Exercise details:
Write out the data below in full. Keep it exact.
### Material for this exercise
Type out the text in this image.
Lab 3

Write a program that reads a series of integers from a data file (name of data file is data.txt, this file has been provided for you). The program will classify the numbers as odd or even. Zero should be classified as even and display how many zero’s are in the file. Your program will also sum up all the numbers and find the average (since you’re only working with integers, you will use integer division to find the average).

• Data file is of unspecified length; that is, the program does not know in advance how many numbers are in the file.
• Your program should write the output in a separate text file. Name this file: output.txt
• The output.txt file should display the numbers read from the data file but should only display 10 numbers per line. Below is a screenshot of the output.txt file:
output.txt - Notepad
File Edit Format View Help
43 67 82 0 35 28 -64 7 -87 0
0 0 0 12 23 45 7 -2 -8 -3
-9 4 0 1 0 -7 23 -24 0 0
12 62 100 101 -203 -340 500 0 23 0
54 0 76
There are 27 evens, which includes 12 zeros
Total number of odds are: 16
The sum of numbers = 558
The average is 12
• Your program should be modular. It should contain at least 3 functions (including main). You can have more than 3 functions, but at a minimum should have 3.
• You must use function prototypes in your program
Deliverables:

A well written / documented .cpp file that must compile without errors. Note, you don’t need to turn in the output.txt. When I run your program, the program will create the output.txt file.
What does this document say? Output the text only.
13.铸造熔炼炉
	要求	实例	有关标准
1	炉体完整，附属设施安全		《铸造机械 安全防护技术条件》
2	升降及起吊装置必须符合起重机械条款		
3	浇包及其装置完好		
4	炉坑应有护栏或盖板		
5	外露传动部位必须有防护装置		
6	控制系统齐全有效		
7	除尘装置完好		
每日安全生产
######
Response to the exercise:
Type out the text in this image.
Lab 3

Write a program that reads a series of integers from a data file (name of data file is data.txt, this file has been provided for you). The program will classify the numbers as odd or even. Zero should be classified as even and display how many zero’s are in the file. Your program will also sum up all the numbers and find the average (since you’re only working with integers, you will use integer division to find the average).

• Data file is of unspecified length; that is, the program does not know in advance how many numbers are in the file.
• Your program should write the output in a separate text file. Name this file: output.txt
• The output.txt file should display the numbers read from the data file but should only display 10 numbers per line. Below is a screenshot of the output.txt file:
output.txt - Notepad
File Edit Format View Help
43 67 82 0 35 28 -64 7 -87 0
0 0 0 12 23 45 7 -2 -8 -3
-9 4 0 1 0 -7 23 -24 0 0
12 62 100 101 -203 -340 500 0 23 0
54 0 76
There are 27 evens, which includes 12 zeros
Total number of odds are: 16
The sum of numbers = 558
The average is 12
• Your program should be modular. It should contain at least 3 functions (including main). You can have more than 3 functions, but at a minimum should have 3.
• You must use function prototypes in your program
Deliverables:

A well written / documented .cpp file that must compile without errors. Note, you don’t need to turn in the output.txt. When I run your program, the program will create the output.txt file.
What does this document say? Output the text only.
13.铸造熔炼炉
	要求	实例	有关标准
1	炉体完整，附属设施安全		《铸造机械 安全防护技术条件》
2	升降及起吊装置必须符合起重机械条款		
3	浇包及其装置完好		
4	炉坑应有护栏或盖板		
5	外露传动部位必须有防护装置		
6	控制系统齐全有效		
7	除尘装置完好		
每日安全生产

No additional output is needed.